### WHAT YOU ARE ASKED TO DO:
Output the records exactly as they appear, with no pictures included.

(Collected data entries)
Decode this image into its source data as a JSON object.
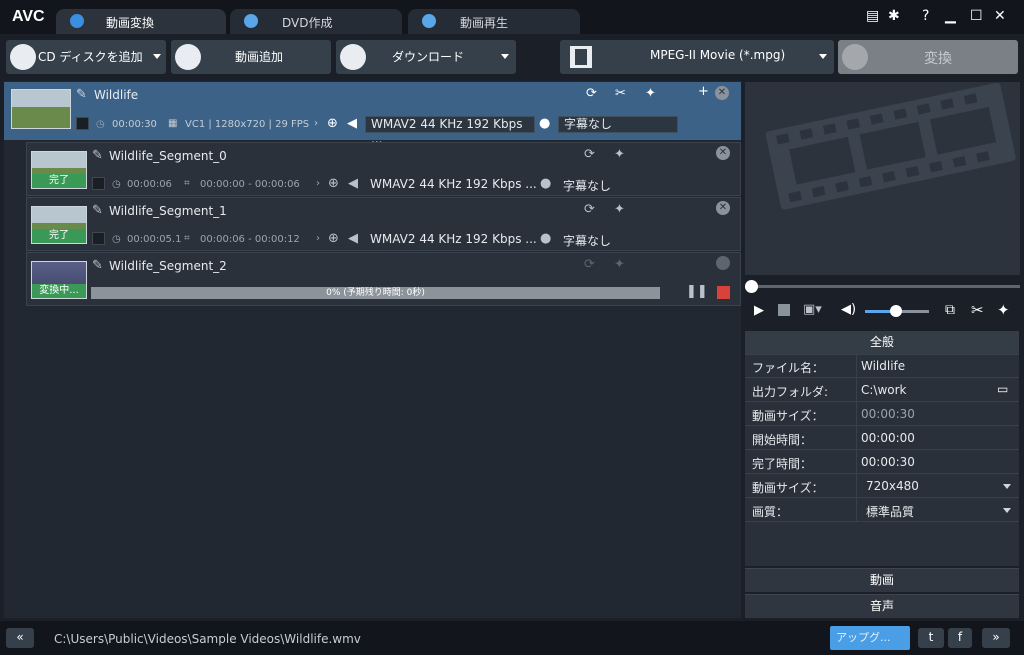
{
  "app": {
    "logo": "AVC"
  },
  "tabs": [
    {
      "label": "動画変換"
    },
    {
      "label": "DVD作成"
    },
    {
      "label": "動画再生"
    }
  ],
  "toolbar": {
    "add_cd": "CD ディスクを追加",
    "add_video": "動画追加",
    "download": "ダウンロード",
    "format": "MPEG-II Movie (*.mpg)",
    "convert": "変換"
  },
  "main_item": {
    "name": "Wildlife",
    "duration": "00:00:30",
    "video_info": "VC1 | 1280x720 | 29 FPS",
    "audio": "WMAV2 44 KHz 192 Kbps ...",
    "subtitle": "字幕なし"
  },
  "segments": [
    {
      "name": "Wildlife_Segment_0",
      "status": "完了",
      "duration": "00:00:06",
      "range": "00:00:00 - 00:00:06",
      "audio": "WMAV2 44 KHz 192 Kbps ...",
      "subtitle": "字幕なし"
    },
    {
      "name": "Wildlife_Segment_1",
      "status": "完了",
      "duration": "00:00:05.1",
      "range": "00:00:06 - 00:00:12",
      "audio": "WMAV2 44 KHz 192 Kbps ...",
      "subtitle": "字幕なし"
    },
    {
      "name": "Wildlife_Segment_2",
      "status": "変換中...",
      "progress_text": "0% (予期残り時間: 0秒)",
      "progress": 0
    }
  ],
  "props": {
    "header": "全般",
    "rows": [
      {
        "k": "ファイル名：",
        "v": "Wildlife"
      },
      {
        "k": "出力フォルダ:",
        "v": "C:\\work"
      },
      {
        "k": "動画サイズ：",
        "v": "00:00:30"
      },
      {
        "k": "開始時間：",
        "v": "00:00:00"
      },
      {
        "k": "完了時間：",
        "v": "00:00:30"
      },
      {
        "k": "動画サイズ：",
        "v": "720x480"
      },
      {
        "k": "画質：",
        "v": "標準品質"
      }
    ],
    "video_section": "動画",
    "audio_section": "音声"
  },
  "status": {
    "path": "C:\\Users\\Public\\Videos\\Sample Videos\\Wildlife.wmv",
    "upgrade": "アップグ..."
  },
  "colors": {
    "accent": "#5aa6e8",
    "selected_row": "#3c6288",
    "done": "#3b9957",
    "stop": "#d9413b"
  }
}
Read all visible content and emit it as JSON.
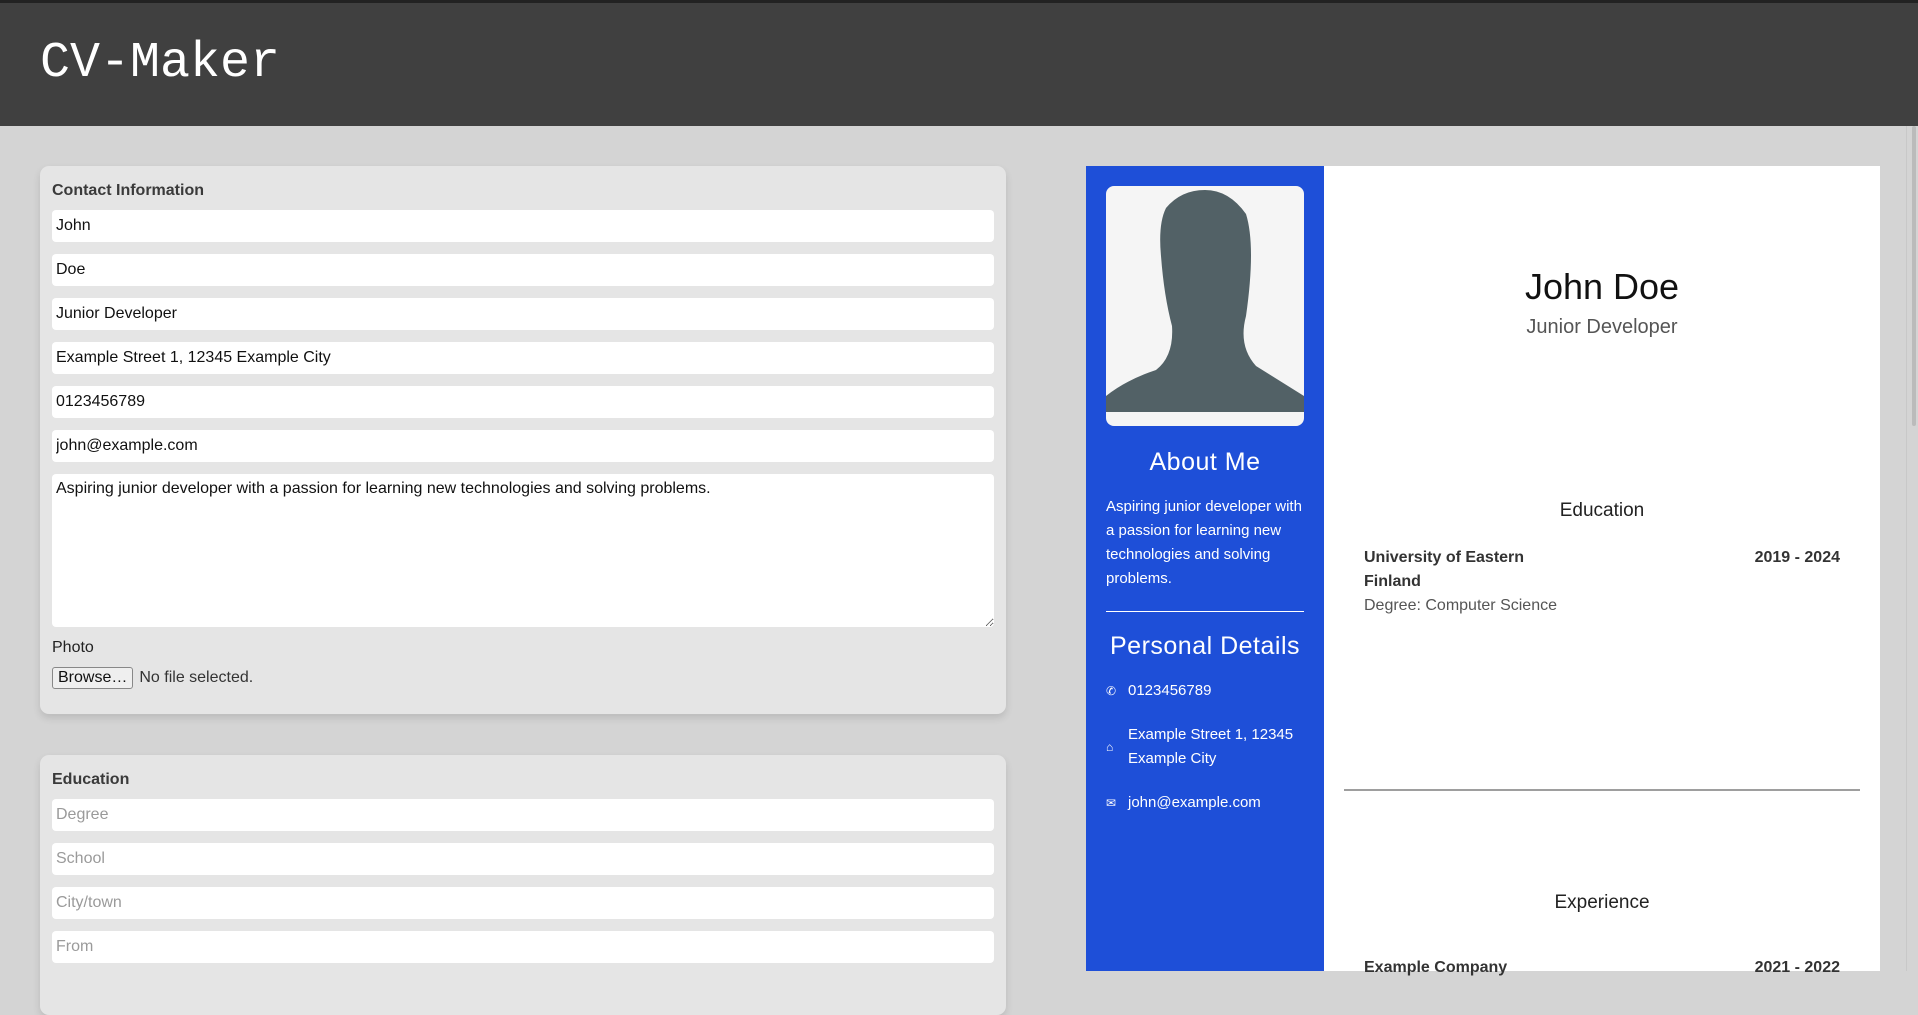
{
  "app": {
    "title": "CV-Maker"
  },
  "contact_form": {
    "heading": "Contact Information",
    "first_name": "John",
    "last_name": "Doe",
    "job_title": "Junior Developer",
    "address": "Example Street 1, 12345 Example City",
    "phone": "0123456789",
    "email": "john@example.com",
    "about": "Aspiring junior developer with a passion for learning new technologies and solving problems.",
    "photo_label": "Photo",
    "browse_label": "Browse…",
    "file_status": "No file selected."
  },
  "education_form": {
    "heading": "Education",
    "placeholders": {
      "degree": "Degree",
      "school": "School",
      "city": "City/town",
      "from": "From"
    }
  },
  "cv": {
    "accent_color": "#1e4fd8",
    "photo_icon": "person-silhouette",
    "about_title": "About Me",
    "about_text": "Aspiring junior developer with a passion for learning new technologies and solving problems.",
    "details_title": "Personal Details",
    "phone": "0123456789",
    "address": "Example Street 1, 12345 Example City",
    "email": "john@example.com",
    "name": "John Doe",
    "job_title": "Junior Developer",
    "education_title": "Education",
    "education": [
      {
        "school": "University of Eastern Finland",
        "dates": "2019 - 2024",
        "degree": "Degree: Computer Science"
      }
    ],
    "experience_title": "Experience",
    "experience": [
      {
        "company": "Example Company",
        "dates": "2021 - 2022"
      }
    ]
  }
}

### FINISHED TASK:
Decode this image into its source data as a JSON object.
{
  "app": {
    "logo": "AVC"
  },
  "tabs": [
    {
      "label": "動画変換"
    },
    {
      "label": "DVD作成"
    },
    {
      "label": "動画再生"
    }
  ],
  "toolbar": {
    "add_cd": "CD ディスクを追加",
    "add_video": "動画追加",
    "download": "ダウンロード",
    "format": "MPEG-II Movie (*.mpg)",
    "convert": "変換"
  },
  "main_item": {
    "name": "Wildlife",
    "duration": "00:00:30",
    "video_info": "VC1 | 1280x720 | 29 FPS",
    "audio": "WMAV2 44 KHz 192 Kbps ...",
    "subtitle": "字幕なし"
  },
  "segments": [
    {
      "name": "Wildlife_Segment_0",
      "status": "完了",
      "duration": "00:00:06",
      "range": "00:00:00 - 00:00:06",
      "audio": "WMAV2 44 KHz 192 Kbps ...",
      "subtitle": "字幕なし"
    },
    {
      "name": "Wildlife_Segment_1",
      "status": "完了",
      "duration": "00:00:05.1",
      "range": "00:00:06 - 00:00:12",
      "audio": "WMAV2 44 KHz 192 Kbps ...",
      "subtitle": "字幕なし"
    },
    {
      "name": "Wildlife_Segment_2",
      "status": "変換中...",
      "progress_text": "0% (予期残り時間: 0秒)",
      "progress": 0
    }
  ],
  "props": {
    "header": "全般",
    "rows": [
      {
        "k": "ファイル名：",
        "v": "Wildlife"
      },
      {
        "k": "出力フォルダ:",
        "v": "C:\\work"
      },
      {
        "k": "動画サイズ：",
        "v": "00:00:30"
      },
      {
        "k": "開始時間：",
        "v": "00:00:00"
      },
      {
        "k": "完了時間：",
        "v": "00:00:30"
      },
      {
        "k": "動画サイズ：",
        "v": "720x480"
      },
      {
        "k": "画質：",
        "v": "標準品質"
      }
    ],
    "video_section": "動画",
    "audio_section": "音声"
  },
  "status": {
    "path": "C:\\Users\\Public\\Videos\\Sample Videos\\Wildlife.wmv",
    "upgrade": "アップグ..."
  },
  "colors": {
    "accent": "#5aa6e8",
    "selected_row": "#3c6288",
    "done": "#3b9957",
    "stop": "#d9413b"
  }
}
Read all visible content and emit it as JSON.
{
  "app": {
    "title": "CV-Maker"
  },
  "contact_form": {
    "heading": "Contact Information",
    "first_name": "John",
    "last_name": "Doe",
    "job_title": "Junior Developer",
    "address": "Example Street 1, 12345 Example City",
    "phone": "0123456789",
    "email": "john@example.com",
    "about": "Aspiring junior developer with a passion for learning new technologies and solving problems.",
    "photo_label": "Photo",
    "browse_label": "Browse…",
    "file_status": "No file selected."
  },
  "education_form": {
    "heading": "Education",
    "placeholders": {
      "degree": "Degree",
      "school": "School",
      "city": "City/town",
      "from": "From"
    }
  },
  "cv": {
    "accent_color": "#1e4fd8",
    "photo_icon": "person-silhouette",
    "about_title": "About Me",
    "about_text": "Aspiring junior developer with a passion for learning new technologies and solving problems.",
    "details_title": "Personal Details",
    "phone": "0123456789",
    "address": "Example Street 1, 12345 Example City",
    "email": "john@example.com",
    "name": "John Doe",
    "job_title": "Junior Developer",
    "education_title": "Education",
    "education": [
      {
        "school": "University of Eastern Finland",
        "dates": "2019 - 2024",
        "degree": "Degree: Computer Science"
      }
    ],
    "experience_title": "Experience",
    "experience": [
      {
        "company": "Example Company",
        "dates": "2021 - 2022"
      }
    ]
  }
}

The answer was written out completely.